Blocco di testo:
⟨

Ultimi temporali, poi caldo anomalo soprattutto su queste regioni
Ultimi acquazzoni e temporali al sud, alta pressione ancora avvolgente ad inizio settimana.

Il tempo resta instabile in queste ore su diverse zone del centro-sud, dove sono in azione temporali sparsi e improvvisi colpi di vento, tutto frutto di un passaggio fresco in alta quota che va a destabilizzare la troposfera all’interno del Mediterraneo. Certamente siamo lontani dal parlare di una vera perturbazione organizzata, visto che parliamo di fenomeni sparsi a macchia di leopardo che tenderanno pian piano a esaurirsi nelle prossime 36 ore. Al nord il tempo è già molto più stabile, mentre gli ultimi fenomeni interesseranno il medio-basso Tirreno, le zone interne di Puglia, Basilicata, Sicilia e Sardegna.

⟩

Dati archiviati:
⟨

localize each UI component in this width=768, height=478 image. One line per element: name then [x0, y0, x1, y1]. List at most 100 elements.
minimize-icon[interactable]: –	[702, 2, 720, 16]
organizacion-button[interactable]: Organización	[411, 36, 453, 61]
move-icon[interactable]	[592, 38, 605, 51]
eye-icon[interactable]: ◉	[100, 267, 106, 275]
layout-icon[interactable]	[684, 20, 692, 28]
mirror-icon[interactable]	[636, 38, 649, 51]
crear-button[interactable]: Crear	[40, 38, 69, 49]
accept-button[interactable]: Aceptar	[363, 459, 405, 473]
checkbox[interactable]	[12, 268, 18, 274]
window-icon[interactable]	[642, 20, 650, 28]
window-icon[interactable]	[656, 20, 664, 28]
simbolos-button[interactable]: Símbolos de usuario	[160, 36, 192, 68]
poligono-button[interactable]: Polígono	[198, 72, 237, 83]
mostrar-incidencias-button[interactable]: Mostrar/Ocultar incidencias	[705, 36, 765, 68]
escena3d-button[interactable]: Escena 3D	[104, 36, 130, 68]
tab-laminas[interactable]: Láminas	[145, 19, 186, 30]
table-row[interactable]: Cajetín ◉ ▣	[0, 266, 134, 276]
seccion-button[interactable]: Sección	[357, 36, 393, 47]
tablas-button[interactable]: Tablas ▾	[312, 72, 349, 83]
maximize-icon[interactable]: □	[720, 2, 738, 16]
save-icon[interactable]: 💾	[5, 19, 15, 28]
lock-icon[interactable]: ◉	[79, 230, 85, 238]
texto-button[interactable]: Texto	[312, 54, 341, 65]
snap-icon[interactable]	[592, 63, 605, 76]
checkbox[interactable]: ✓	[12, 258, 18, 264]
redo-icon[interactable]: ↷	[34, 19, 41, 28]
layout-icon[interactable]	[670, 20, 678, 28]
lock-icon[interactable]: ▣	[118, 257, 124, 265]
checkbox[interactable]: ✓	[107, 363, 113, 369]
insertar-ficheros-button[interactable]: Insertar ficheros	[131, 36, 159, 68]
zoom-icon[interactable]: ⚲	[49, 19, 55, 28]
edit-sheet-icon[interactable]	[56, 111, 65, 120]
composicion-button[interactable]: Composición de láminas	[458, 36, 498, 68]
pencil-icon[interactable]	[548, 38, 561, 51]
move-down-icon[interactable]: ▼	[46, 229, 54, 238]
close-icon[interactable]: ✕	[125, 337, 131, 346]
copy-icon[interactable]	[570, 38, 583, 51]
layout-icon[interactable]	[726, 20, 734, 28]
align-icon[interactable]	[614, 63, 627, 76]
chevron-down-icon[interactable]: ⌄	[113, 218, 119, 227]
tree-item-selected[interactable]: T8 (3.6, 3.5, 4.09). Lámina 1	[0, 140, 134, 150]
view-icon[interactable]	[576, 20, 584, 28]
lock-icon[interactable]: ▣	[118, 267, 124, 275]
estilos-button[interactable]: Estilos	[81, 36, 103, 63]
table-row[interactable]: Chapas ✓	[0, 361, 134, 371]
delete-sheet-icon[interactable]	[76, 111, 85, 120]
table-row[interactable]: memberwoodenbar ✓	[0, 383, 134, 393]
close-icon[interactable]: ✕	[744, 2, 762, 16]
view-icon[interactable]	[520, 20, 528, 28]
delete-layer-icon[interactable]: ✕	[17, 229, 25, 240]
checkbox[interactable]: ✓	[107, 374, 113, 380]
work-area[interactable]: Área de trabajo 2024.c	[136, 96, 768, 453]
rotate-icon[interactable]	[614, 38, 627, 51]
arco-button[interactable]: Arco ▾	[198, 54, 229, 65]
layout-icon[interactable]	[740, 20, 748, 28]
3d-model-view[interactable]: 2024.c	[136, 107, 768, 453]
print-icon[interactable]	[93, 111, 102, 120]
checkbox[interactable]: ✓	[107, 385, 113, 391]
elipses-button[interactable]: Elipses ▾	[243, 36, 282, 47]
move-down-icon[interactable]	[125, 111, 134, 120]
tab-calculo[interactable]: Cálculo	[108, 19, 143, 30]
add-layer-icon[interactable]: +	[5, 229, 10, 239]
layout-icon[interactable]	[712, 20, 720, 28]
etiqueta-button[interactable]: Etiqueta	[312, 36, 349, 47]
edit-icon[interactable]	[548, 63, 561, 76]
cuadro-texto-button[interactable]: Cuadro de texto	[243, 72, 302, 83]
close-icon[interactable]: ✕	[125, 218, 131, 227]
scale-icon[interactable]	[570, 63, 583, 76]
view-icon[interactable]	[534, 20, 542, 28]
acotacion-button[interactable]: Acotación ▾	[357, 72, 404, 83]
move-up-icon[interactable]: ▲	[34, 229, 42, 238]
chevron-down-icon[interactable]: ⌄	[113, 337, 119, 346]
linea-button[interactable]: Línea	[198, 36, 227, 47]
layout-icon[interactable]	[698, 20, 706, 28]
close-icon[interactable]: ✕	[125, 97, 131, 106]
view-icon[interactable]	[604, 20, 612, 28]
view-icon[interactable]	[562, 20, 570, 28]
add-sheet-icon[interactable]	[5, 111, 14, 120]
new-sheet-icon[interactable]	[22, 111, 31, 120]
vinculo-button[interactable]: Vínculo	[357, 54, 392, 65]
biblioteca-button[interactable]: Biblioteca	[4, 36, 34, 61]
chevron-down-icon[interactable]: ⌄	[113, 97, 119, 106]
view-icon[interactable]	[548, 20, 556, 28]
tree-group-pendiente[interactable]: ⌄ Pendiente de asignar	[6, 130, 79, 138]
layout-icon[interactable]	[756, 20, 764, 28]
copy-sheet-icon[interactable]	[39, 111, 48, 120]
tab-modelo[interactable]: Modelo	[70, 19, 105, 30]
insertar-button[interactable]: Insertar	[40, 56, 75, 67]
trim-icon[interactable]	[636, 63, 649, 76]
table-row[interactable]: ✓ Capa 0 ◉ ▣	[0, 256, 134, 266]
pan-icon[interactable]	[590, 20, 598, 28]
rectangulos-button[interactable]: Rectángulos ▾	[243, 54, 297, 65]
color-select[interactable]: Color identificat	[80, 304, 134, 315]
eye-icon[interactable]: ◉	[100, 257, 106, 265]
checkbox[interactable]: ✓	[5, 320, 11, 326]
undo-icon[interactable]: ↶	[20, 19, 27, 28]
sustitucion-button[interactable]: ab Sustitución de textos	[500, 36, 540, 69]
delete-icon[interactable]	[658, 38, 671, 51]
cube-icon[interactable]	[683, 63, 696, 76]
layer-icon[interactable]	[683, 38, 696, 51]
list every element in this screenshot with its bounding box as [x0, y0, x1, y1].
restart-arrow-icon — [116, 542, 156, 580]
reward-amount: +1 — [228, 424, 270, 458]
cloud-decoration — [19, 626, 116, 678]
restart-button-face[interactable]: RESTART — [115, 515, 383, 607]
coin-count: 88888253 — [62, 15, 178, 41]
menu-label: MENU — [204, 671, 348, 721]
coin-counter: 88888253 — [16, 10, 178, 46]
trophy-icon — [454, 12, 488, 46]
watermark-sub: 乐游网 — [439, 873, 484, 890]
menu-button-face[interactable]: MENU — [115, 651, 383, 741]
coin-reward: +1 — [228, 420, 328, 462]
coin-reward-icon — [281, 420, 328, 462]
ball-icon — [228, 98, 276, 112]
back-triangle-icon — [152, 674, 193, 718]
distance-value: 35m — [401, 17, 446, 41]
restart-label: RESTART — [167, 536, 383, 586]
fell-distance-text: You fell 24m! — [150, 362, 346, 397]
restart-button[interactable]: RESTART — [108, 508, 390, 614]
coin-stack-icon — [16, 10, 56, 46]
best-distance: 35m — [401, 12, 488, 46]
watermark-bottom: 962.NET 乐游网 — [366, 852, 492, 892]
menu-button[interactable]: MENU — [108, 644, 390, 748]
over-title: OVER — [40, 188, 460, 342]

⟩

Attività richieste:
1 > Per favore, trascrivi dal testo sul meteo il tratto che va da "Ultimi temporali, poi" fino a "Sicilia e Sardegna.".
2 > Secondo il testo sul meteo, entro quanto tempo i fenomeni sparsi tenderanno a esaurirsi?
3 > Riassumi il testo sul meteo in due frasi.
Per queste attività l'elenco non serve.

Soluzioni:
1 >
Ultimi temporali, poi caldo anomalo soprattutto su queste regioni
Ultimi acquazzoni e temporali al sud, alta pressione ancora avvolgente ad inizio settimana.

Il tempo resta instabile in queste ore su diverse zone del centro-sud, dove sono in azione temporali sparsi e improvvisi colpi di vento, tutto frutto di un passaggio fresco in alta quota che va a destabilizzare la troposfera all’interno del Mediterraneo. Certamente siamo lontani dal parlare di una vera perturbazione organizzata, visto che parliamo di fenomeni sparsi a macchia di leopardo che tenderanno pian piano a esaurirsi nelle prossime 36 ore. Al nord il tempo è già molto più stabile, mentre gli ultimi fenomeni interesseranno il medio-basso Tirreno, le zone interne di Puglia, Basilicata, Sicilia e Sardegna.

2 > Nelle prossime 36 ore.

3 > Su diverse zone del centro-sud il tempo resta instabile, con temporali sparsi e colpi di vento causati da un passaggio fresco in alta quota, ma non si tratta di una vera perturbazione organizzata e i fenomeni tenderanno a esaurirsi nelle prossime 36 ore. Al nord il tempo è già molto più stabile, mentre gli ultimi fenomeni interesseranno il medio-basso Tirreno e le zone interne di Puglia, Basilicata, Sicilia e Sardegna.